Recorded data:
- - - -
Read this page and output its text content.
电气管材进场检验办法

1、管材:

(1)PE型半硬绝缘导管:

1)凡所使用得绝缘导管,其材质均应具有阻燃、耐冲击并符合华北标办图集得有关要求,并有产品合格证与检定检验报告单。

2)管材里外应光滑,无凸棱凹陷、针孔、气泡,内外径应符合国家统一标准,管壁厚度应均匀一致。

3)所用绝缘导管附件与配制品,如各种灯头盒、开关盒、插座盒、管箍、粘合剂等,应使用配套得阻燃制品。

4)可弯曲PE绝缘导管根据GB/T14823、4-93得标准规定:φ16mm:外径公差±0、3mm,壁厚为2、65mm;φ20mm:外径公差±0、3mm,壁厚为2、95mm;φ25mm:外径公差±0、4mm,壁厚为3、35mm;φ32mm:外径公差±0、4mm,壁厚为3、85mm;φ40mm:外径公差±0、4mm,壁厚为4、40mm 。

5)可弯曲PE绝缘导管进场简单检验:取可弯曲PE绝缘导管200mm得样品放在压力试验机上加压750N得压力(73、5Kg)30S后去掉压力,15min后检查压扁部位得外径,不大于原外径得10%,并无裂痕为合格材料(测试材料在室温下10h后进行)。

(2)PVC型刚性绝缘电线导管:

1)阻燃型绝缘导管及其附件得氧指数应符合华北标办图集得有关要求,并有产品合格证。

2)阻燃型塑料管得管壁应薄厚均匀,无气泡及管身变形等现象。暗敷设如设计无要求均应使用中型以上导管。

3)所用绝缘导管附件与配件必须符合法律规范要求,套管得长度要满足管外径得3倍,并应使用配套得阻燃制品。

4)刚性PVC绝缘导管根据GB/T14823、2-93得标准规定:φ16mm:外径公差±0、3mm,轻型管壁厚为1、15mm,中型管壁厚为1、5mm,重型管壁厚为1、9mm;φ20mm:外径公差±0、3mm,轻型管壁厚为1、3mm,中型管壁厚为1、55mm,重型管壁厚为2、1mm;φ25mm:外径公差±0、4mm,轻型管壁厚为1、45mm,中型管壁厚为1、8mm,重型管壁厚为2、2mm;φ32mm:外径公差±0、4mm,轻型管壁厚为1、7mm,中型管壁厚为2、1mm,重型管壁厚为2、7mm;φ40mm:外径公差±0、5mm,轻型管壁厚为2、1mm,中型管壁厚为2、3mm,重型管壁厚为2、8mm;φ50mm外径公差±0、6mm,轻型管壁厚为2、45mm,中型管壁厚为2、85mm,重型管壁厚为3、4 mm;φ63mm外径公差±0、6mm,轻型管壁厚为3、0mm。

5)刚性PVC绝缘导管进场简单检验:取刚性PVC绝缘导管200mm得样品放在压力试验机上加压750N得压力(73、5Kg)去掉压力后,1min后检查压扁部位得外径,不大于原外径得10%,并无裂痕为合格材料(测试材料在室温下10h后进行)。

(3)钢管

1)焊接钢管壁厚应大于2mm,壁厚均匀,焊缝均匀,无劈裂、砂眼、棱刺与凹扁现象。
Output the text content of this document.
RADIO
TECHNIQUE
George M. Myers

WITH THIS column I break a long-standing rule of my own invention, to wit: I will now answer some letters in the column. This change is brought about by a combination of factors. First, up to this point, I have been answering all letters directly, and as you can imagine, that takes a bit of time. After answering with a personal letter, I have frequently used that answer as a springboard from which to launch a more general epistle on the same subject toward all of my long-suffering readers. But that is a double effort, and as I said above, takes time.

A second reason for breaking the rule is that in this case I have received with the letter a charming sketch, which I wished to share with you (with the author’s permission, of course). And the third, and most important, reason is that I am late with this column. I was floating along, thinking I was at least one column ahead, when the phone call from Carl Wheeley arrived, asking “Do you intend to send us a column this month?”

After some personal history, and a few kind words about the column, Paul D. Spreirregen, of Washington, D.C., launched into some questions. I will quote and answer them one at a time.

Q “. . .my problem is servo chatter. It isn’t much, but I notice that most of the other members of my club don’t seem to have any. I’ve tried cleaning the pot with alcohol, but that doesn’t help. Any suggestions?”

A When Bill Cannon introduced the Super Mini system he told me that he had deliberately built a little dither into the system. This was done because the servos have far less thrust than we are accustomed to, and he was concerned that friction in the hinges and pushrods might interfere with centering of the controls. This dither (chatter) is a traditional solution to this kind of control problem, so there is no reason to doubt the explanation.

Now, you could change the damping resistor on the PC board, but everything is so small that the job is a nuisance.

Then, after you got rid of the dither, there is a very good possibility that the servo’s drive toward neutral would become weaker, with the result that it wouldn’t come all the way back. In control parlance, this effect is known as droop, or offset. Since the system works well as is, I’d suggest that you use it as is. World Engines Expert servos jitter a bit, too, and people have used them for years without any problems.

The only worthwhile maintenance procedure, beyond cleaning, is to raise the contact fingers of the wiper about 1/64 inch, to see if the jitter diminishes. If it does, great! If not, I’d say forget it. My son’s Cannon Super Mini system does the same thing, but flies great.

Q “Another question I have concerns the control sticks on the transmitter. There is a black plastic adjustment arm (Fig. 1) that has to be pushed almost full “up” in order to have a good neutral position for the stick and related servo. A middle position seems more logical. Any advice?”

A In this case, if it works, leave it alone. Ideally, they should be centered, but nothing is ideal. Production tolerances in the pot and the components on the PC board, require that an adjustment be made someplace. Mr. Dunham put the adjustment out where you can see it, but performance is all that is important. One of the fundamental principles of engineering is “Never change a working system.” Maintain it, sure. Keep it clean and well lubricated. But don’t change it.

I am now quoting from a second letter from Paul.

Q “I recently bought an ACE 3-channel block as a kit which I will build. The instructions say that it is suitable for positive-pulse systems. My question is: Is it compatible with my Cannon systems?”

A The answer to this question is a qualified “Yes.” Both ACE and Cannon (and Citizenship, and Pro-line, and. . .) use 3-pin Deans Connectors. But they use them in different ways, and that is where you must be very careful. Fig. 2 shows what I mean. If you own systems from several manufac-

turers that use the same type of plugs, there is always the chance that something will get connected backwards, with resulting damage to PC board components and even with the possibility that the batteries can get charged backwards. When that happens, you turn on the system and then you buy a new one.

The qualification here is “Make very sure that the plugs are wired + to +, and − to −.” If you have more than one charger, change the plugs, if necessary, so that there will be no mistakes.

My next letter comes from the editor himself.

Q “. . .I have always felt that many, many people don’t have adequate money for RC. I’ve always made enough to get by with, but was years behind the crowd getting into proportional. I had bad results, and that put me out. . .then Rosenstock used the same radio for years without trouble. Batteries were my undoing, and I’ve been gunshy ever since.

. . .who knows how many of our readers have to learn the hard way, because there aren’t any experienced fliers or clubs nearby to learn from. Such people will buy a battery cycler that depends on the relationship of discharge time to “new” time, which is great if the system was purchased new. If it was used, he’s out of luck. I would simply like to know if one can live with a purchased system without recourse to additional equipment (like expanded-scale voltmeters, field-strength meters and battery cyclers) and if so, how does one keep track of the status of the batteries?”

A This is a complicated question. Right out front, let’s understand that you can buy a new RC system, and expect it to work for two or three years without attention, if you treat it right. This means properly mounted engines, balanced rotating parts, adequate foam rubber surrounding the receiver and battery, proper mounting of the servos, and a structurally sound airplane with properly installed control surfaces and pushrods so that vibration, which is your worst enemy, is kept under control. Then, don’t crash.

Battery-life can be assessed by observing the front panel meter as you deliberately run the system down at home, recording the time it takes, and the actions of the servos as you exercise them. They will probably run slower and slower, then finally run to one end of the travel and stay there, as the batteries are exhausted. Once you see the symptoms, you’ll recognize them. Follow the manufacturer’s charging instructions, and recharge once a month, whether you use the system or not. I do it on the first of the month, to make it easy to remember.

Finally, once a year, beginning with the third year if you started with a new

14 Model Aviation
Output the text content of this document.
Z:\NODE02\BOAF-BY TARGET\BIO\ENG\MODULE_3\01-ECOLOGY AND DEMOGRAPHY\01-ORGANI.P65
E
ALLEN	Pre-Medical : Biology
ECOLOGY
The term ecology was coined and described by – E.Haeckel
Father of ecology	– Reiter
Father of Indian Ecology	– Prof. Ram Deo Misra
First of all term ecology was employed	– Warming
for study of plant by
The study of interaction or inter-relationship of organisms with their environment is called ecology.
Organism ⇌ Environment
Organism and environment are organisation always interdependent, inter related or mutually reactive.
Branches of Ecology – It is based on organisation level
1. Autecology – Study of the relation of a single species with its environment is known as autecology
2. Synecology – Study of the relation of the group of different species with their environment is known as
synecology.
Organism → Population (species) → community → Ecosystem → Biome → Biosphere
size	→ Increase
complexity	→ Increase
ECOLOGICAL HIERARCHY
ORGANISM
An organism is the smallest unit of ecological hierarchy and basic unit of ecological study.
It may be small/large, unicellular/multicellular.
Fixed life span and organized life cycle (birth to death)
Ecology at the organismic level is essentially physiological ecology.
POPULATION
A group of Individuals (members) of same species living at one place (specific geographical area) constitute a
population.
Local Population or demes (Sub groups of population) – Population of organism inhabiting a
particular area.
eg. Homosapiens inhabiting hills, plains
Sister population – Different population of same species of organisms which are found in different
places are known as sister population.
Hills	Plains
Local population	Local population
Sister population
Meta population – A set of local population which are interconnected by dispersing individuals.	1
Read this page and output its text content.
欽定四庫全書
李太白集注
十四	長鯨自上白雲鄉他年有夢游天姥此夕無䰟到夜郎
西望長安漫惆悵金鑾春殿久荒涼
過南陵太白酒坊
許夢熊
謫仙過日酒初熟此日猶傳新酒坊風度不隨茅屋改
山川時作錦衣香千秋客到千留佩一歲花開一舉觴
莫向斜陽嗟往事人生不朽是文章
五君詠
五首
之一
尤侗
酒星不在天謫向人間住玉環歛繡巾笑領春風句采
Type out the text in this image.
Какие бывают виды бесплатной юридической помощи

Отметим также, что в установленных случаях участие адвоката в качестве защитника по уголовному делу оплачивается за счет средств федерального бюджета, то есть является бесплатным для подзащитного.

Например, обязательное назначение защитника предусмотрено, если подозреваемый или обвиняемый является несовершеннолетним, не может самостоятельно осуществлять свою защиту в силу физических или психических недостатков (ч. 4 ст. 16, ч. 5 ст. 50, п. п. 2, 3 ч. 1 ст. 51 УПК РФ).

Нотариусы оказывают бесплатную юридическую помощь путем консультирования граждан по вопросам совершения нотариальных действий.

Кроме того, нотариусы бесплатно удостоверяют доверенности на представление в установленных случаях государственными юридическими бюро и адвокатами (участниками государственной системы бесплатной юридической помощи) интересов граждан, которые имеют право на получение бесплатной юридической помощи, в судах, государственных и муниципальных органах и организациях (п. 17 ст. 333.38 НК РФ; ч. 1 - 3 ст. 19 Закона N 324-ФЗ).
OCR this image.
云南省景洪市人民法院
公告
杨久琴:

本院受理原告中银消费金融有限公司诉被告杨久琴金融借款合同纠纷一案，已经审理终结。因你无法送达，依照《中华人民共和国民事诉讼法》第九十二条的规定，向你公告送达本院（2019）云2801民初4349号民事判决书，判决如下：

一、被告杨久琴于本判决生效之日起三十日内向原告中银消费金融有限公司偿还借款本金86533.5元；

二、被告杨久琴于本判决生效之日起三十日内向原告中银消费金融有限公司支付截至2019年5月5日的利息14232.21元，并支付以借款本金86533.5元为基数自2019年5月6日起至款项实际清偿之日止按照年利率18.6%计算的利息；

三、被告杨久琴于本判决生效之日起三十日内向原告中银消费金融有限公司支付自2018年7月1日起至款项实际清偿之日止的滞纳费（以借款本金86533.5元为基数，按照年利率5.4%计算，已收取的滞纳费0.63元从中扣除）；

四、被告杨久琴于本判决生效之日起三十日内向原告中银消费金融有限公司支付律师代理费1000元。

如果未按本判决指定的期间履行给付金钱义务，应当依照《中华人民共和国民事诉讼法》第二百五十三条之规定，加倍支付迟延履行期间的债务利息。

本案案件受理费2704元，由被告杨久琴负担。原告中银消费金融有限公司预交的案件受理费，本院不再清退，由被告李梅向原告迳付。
- - - -
What to produce
Copy every line of the listing that contains the word "from".

Completed task
WITH THIS column I break a long-standing rule of my own invention, to wit: I will now answer some letters in the column. This change is brought about by a combination of factors. First, up to this point, I have been answering all letters directly, and as you can imagine, that takes a bit of time. After answering with a personal letter, I have frequently used that answer as a springboard from which to launch a more general epistle on the same subject toward all of my long-suffering readers. But that is a double effort, and as I said above, takes time.
A second reason for breaking the rule is that in this case I have received with the letter a charming sketch, which I wished to share with you (with the author’s permission, of course). And the third, and most important, reason is that I am late with this column. I was floating along, thinking I was at least one column ahead, when the phone call from Carl Wheeley arrived, asking “Do you intend to send us a column this month?”
I am now quoting from a second letter from Paul.
A The answer to this question is a qualified “Yes.” Both ACE and Cannon (and Citizenship, and Pro-line, and. . .) use 3-pin Deans Connectors. But they use them in different ways, and that is where you must be very careful. Fig. 2 shows what I mean. If you own systems from several manufac-
My next letter comes from the editor himself.
. . .who knows how many of our readers have to learn the hard way, because there aren’t any experienced fliers or clubs nearby to learn from. Such people will buy a battery cycler that depends on the relationship of discharge time to “new” time, which is great if the system was purchased new. If it was used, he’s out of luck. I would simply like to know if one can live with a purchased system without recourse to additional equipment (like expanded-scale voltmeters, field-strength meters and battery cyclers) and if so, how does one keep track of the status of the batteries?”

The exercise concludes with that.